● **What you have to do**
For the listing underneath, give the count of lines containing the string "this" and nothing further.

Stored items
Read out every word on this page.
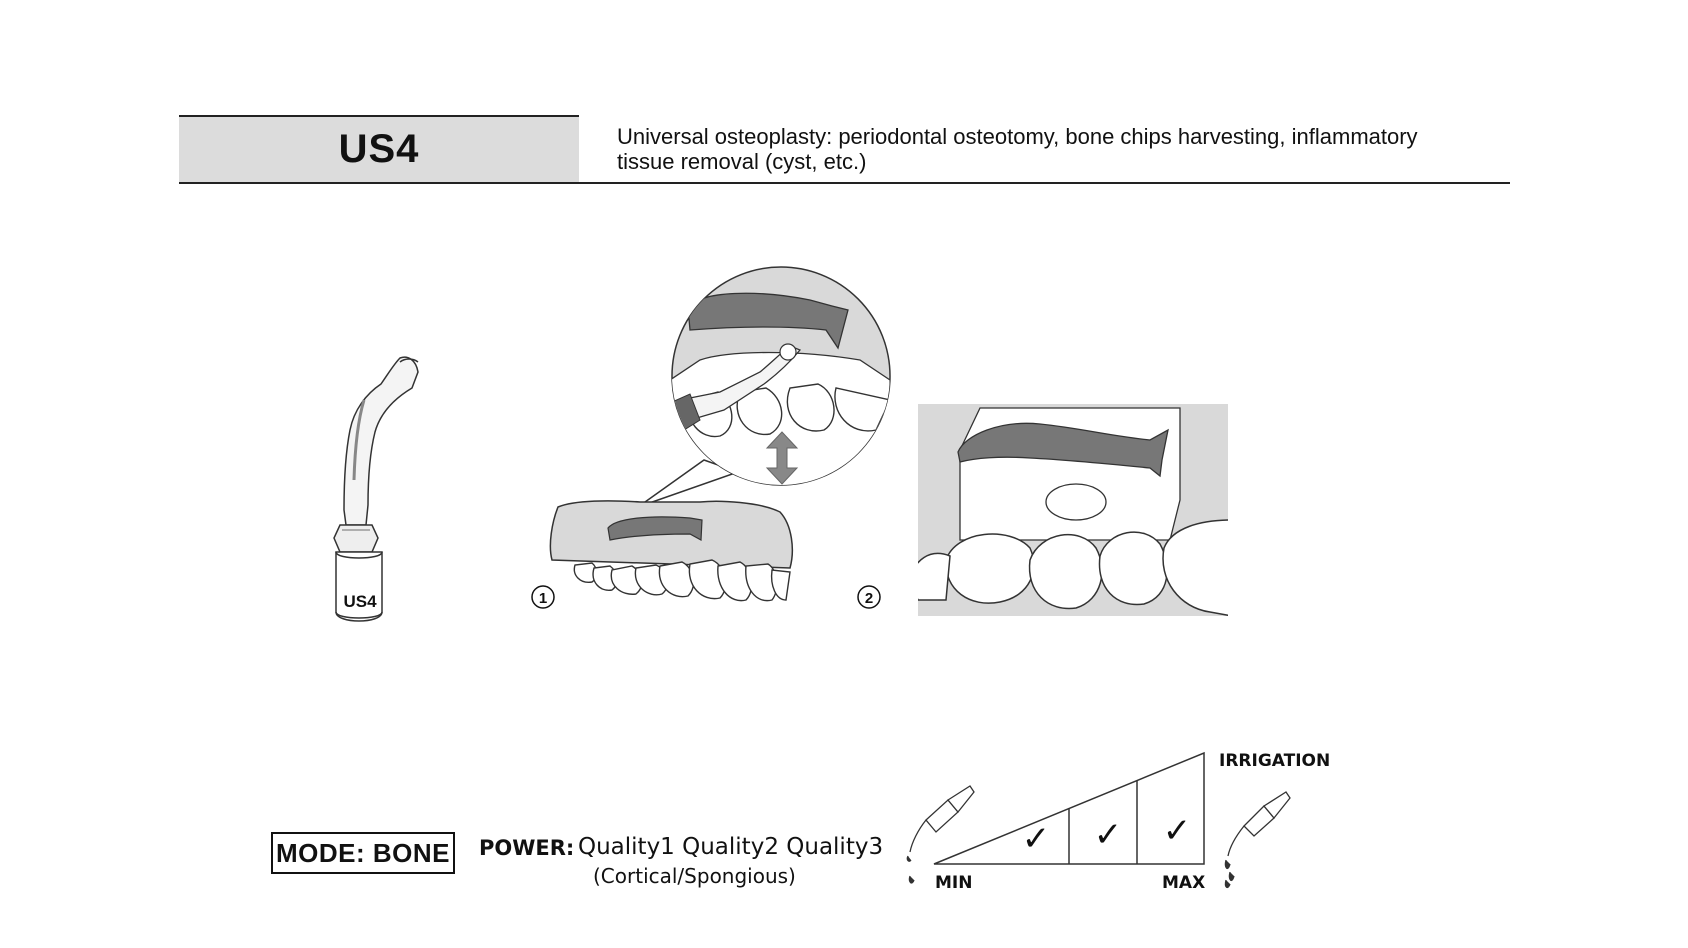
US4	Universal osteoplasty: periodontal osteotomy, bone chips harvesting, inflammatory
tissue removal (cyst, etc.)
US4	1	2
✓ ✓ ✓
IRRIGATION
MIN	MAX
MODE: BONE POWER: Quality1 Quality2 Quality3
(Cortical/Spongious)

---

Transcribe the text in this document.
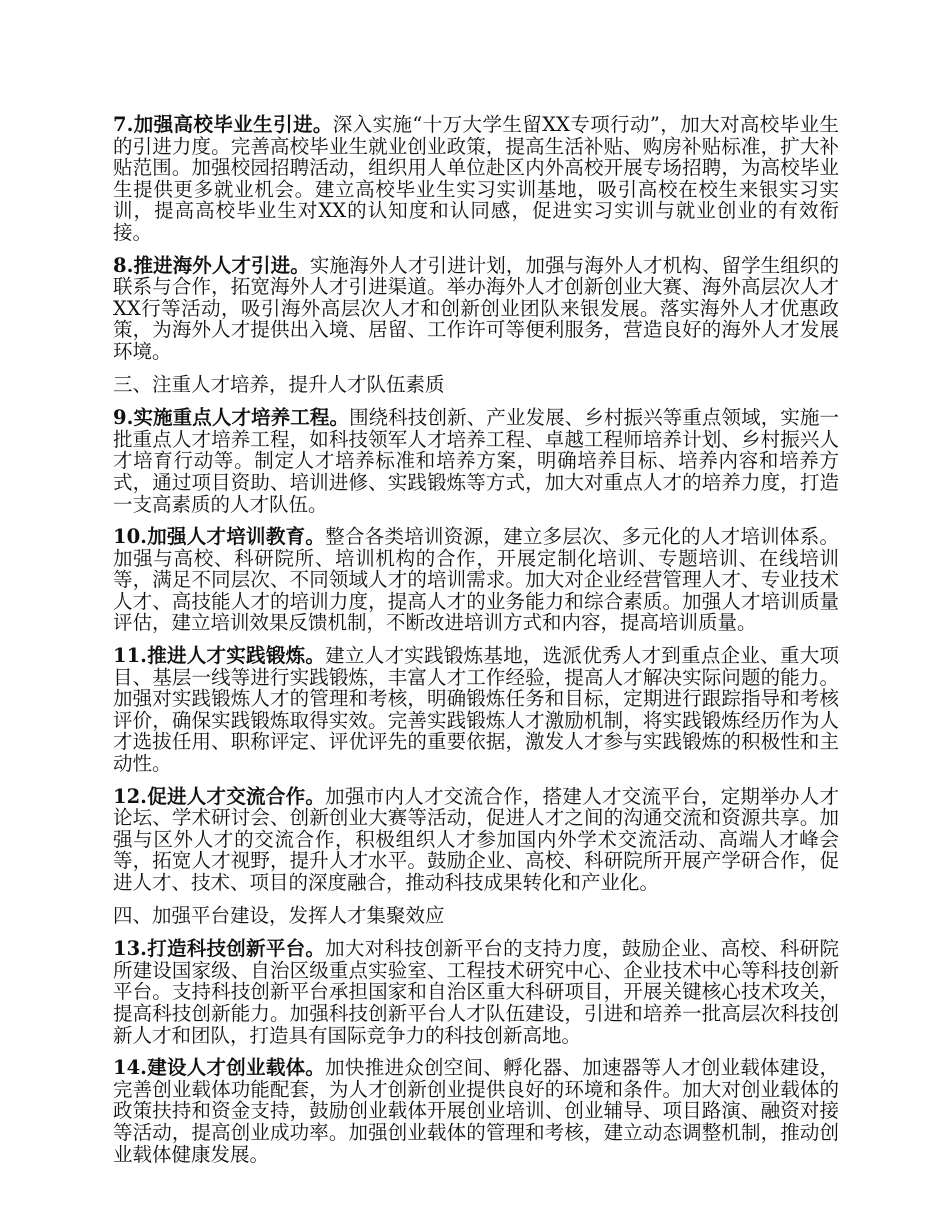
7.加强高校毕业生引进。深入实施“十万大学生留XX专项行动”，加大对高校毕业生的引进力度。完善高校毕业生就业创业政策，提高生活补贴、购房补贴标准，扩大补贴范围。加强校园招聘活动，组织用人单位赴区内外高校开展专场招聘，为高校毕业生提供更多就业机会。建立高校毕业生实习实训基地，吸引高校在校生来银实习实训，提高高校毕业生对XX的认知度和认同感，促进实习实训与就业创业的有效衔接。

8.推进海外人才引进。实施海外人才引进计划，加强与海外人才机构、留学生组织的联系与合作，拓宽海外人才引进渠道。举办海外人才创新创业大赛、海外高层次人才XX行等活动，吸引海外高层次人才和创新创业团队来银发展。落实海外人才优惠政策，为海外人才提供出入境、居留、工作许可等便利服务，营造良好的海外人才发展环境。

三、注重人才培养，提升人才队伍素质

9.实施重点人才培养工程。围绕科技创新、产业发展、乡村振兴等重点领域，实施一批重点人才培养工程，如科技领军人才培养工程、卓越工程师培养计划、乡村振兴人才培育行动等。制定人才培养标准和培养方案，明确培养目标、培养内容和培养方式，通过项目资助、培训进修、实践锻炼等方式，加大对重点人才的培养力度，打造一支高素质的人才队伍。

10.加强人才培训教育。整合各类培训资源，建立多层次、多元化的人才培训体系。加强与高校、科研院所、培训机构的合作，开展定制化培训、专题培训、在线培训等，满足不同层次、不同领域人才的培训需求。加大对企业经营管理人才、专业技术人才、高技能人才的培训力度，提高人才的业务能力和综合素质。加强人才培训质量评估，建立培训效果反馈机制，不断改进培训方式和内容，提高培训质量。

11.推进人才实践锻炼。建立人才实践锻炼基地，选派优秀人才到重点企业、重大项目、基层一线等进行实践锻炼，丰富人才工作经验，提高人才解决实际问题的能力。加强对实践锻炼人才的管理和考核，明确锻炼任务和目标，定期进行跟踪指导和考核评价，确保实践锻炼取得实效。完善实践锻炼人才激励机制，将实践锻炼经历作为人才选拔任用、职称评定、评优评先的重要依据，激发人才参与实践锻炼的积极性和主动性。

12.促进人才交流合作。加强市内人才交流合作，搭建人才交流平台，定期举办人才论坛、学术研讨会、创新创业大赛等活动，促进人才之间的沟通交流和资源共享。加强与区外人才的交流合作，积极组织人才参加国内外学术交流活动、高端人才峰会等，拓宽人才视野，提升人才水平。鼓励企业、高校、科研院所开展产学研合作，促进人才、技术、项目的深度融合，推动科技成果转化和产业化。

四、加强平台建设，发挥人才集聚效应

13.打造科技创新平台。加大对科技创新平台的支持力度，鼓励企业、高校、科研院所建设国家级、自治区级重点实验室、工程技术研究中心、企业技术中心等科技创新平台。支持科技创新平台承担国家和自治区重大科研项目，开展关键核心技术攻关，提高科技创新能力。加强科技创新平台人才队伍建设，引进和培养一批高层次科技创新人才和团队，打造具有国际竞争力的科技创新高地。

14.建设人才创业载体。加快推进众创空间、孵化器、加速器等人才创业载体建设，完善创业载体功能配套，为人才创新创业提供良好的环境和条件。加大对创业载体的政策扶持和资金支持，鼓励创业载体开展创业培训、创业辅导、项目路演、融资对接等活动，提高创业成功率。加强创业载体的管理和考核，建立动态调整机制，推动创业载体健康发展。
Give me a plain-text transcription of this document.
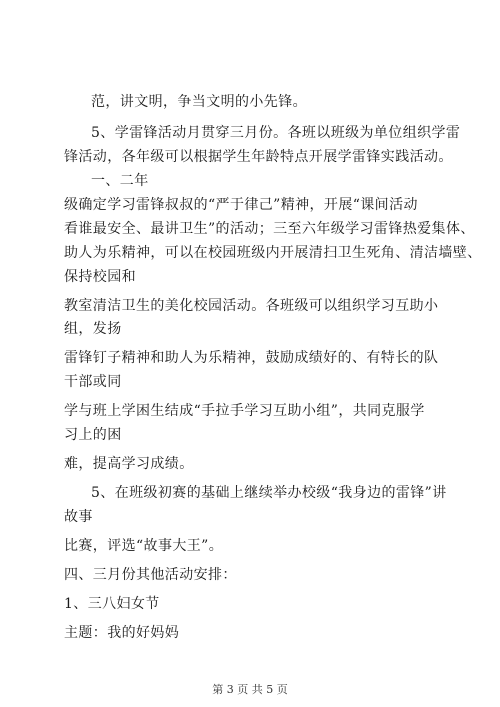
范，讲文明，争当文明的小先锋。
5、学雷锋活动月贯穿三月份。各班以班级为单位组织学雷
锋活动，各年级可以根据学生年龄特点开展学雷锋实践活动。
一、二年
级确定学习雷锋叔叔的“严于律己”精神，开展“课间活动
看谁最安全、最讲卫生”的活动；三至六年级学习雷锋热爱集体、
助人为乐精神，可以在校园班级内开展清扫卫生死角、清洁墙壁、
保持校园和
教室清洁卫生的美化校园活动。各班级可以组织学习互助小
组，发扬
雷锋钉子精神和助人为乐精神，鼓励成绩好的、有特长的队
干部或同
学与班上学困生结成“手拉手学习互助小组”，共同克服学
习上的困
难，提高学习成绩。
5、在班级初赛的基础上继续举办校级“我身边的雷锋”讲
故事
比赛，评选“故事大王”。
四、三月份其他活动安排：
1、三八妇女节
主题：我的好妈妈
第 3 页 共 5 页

● **Task solution**
3